--- RECORDS SUPPLIED ---

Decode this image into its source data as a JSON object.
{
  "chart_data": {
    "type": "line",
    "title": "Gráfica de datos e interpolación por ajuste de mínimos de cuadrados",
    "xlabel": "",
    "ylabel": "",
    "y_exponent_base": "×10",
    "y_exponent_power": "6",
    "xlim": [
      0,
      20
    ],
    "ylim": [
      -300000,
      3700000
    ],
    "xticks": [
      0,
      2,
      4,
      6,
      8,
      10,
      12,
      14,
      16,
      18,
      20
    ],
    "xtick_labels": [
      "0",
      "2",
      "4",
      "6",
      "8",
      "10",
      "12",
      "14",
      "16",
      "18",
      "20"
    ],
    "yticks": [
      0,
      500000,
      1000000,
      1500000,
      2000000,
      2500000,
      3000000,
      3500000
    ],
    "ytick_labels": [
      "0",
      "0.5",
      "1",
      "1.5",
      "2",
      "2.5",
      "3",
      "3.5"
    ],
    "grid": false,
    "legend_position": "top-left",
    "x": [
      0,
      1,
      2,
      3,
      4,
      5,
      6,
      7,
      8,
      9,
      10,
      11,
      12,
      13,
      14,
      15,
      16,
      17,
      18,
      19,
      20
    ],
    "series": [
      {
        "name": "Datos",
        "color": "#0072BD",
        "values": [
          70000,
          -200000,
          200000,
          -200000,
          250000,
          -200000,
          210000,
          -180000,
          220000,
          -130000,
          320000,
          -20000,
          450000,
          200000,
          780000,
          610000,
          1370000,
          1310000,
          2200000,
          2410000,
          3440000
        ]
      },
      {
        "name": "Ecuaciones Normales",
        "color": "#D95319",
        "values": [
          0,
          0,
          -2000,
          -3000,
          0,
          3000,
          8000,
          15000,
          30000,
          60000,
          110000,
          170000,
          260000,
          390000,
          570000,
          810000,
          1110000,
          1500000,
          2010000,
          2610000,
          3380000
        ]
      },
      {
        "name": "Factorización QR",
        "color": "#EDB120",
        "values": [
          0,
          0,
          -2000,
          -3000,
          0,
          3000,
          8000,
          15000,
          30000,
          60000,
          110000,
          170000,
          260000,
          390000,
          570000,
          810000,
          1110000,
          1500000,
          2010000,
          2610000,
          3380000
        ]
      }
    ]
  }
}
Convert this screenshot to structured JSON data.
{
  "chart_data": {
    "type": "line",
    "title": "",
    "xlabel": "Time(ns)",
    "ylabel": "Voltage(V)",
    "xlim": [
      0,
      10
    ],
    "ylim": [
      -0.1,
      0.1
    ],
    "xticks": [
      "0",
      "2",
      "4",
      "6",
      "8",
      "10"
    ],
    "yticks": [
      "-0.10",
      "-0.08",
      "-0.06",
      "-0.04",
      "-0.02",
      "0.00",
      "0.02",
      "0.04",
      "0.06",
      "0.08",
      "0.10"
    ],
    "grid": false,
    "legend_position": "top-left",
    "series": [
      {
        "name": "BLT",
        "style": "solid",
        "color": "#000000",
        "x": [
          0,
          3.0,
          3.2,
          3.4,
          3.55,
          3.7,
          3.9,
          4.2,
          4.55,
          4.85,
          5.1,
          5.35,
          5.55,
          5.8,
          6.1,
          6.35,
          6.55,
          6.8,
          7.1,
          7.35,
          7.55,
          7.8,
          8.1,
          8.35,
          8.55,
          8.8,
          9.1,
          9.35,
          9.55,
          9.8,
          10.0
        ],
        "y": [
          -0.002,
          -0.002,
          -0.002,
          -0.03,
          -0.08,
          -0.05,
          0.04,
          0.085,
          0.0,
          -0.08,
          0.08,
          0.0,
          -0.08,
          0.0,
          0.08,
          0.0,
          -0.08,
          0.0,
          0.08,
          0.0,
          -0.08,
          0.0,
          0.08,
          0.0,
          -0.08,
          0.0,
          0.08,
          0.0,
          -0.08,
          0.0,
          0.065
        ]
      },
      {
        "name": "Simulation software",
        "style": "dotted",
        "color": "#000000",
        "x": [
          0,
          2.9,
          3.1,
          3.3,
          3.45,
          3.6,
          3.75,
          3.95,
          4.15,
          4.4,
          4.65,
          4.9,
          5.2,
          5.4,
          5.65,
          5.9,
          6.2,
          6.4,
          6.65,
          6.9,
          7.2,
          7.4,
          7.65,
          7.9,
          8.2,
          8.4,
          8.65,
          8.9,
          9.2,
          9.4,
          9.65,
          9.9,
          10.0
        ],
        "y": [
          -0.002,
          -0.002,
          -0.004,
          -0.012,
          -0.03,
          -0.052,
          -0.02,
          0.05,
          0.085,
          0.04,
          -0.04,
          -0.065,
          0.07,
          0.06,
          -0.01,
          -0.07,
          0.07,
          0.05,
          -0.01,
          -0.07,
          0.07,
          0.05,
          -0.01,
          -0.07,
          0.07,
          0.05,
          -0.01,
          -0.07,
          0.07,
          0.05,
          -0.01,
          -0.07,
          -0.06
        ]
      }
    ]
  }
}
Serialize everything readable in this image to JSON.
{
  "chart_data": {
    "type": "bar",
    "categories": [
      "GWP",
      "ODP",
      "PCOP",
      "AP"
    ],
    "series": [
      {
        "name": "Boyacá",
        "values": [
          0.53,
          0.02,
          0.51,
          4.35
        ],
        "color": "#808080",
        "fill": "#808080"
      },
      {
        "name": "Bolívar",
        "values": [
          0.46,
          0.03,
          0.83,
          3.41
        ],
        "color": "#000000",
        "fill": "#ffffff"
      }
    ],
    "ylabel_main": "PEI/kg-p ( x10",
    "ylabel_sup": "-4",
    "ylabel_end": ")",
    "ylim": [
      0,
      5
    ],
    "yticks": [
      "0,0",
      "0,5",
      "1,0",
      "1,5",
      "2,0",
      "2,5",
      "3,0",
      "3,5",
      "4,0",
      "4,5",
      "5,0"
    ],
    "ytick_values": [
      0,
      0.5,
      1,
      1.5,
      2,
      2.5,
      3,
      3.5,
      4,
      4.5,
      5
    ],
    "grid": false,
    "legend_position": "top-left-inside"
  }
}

---

# WHAT YOU NEED TO DO
Extract each entry in full, exactly as given.

# OUTPUT OF THE EXERCISE
Decode this image into its source data as a JSON object.
{
  "chart_data": {
    "type": "line",
    "title": "Gráfica de datos e interpolación por ajuste de mínimos de cuadrados",
    "xlabel": "",
    "ylabel": "",
    "y_exponent_base": "×10",
    "y_exponent_power": "6",
    "xlim": [
      0,
      20
    ],
    "ylim": [
      -300000,
      3700000
    ],
    "xticks": [
      0,
      2,
      4,
      6,
      8,
      10,
      12,
      14,
      16,
      18,
      20
    ],
    "xtick_labels": [
      "0",
      "2",
      "4",
      "6",
      "8",
      "10",
      "12",
      "14",
      "16",
      "18",
      "20"
    ],
    "yticks": [
      0,
      500000,
      1000000,
      1500000,
      2000000,
      2500000,
      3000000,
      3500000
    ],
    "ytick_labels": [
      "0",
      "0.5",
      "1",
      "1.5",
      "2",
      "2.5",
      "3",
      "3.5"
    ],
    "grid": false,
    "legend_position": "top-left",
    "x": [
      0,
      1,
      2,
      3,
      4,
      5,
      6,
      7,
      8,
      9,
      10,
      11,
      12,
      13,
      14,
      15,
      16,
      17,
      18,
      19,
      20
    ],
    "series": [
      {
        "name": "Datos",
        "color": "#0072BD",
        "values": [
          70000,
          -200000,
          200000,
          -200000,
          250000,
          -200000,
          210000,
          -180000,
          220000,
          -130000,
          320000,
          -20000,
          450000,
          200000,
          780000,
          610000,
          1370000,
          1310000,
          2200000,
          2410000,
          3440000
        ]
      },
      {
        "name": "Ecuaciones Normales",
        "color": "#D95319",
        "values": [
          0,
          0,
          -2000,
          -3000,
          0,
          3000,
          8000,
          15000,
          30000,
          60000,
          110000,
          170000,
          260000,
          390000,
          570000,
          810000,
          1110000,
          1500000,
          2010000,
          2610000,
          3380000
        ]
      },
      {
        "name": "Factorización QR",
        "color": "#EDB120",
        "values": [
          0,
          0,
          -2000,
          -3000,
          0,
          3000,
          8000,
          15000,
          30000,
          60000,
          110000,
          170000,
          260000,
          390000,
          570000,
          810000,
          1110000,
          1500000,
          2010000,
          2610000,
          3380000
        ]
      }
    ]
  }
}
Convert this screenshot to structured JSON data.
{
  "chart_data": {
    "type": "line",
    "title": "",
    "xlabel": "Time(ns)",
    "ylabel": "Voltage(V)",
    "xlim": [
      0,
      10
    ],
    "ylim": [
      -0.1,
      0.1
    ],
    "xticks": [
      "0",
      "2",
      "4",
      "6",
      "8",
      "10"
    ],
    "yticks": [
      "-0.10",
      "-0.08",
      "-0.06",
      "-0.04",
      "-0.02",
      "0.00",
      "0.02",
      "0.04",
      "0.06",
      "0.08",
      "0.10"
    ],
    "grid": false,
    "legend_position": "top-left",
    "series": [
      {
        "name": "BLT",
        "style": "solid",
        "color": "#000000",
        "x": [
          0,
          3.0,
          3.2,
          3.4,
          3.55,
          3.7,
          3.9,
          4.2,
          4.55,
          4.85,
          5.1,
          5.35,
          5.55,
          5.8,
          6.1,
          6.35,
          6.55,
          6.8,
          7.1,
          7.35,
          7.55,
          7.8,
          8.1,
          8.35,
          8.55,
          8.8,
          9.1,
          9.35,
          9.55,
          9.8,
          10.0
        ],
        "y": [
          -0.002,
          -0.002,
          -0.002,
          -0.03,
          -0.08,
          -0.05,
          0.04,
          0.085,
          0.0,
          -0.08,
          0.08,
          0.0,
          -0.08,
          0.0,
          0.08,
          0.0,
          -0.08,
          0.0,
          0.08,
          0.0,
          -0.08,
          0.0,
          0.08,
          0.0,
          -0.08,
          0.0,
          0.08,
          0.0,
          -0.08,
          0.0,
          0.065
        ]
      },
      {
        "name": "Simulation software",
        "style": "dotted",
        "color": "#000000",
        "x": [
          0,
          2.9,
          3.1,
          3.3,
          3.45,
          3.6,
          3.75,
          3.95,
          4.15,
          4.4,
          4.65,
          4.9,
          5.2,
          5.4,
          5.65,
          5.9,
          6.2,
          6.4,
          6.65,
          6.9,
          7.2,
          7.4,
          7.65,
          7.9,
          8.2,
          8.4,
          8.65,
          8.9,
          9.2,
          9.4,
          9.65,
          9.9,
          10.0
        ],
        "y": [
          -0.002,
          -0.002,
          -0.004,
          -0.012,
          -0.03,
          -0.052,
          -0.02,
          0.05,
          0.085,
          0.04,
          -0.04,
          -0.065,
          0.07,
          0.06,
          -0.01,
          -0.07,
          0.07,
          0.05,
          -0.01,
          -0.07,
          0.07,
          0.05,
          -0.01,
          -0.07,
          0.07,
          0.05,
          -0.01,
          -0.07,
          0.07,
          0.05,
          -0.01,
          -0.07,
          -0.06
        ]
      }
    ]
  }
}
Serialize everything readable in this image to JSON.
{
  "chart_data": {
    "type": "bar",
    "categories": [
      "GWP",
      "ODP",
      "PCOP",
      "AP"
    ],
    "series": [
      {
        "name": "Boyacá",
        "values": [
          0.53,
          0.02,
          0.51,
          4.35
        ],
        "color": "#808080",
        "fill": "#808080"
      },
      {
        "name": "Bolívar",
        "values": [
          0.46,
          0.03,
          0.83,
          3.41
        ],
        "color": "#000000",
        "fill": "#ffffff"
      }
    ],
    "ylabel_main": "PEI/kg-p ( x10",
    "ylabel_sup": "-4",
    "ylabel_end": ")",
    "ylim": [
      0,
      5
    ],
    "yticks": [
      "0,0",
      "0,5",
      "1,0",
      "1,5",
      "2,0",
      "2,5",
      "3,0",
      "3,5",
      "4,0",
      "4,5",
      "5,0"
    ],
    "ytick_values": [
      0,
      0.5,
      1,
      1.5,
      2,
      2.5,
      3,
      3.5,
      4,
      4.5,
      5
    ],
    "grid": false,
    "legend_position": "top-left-inside"
  }
}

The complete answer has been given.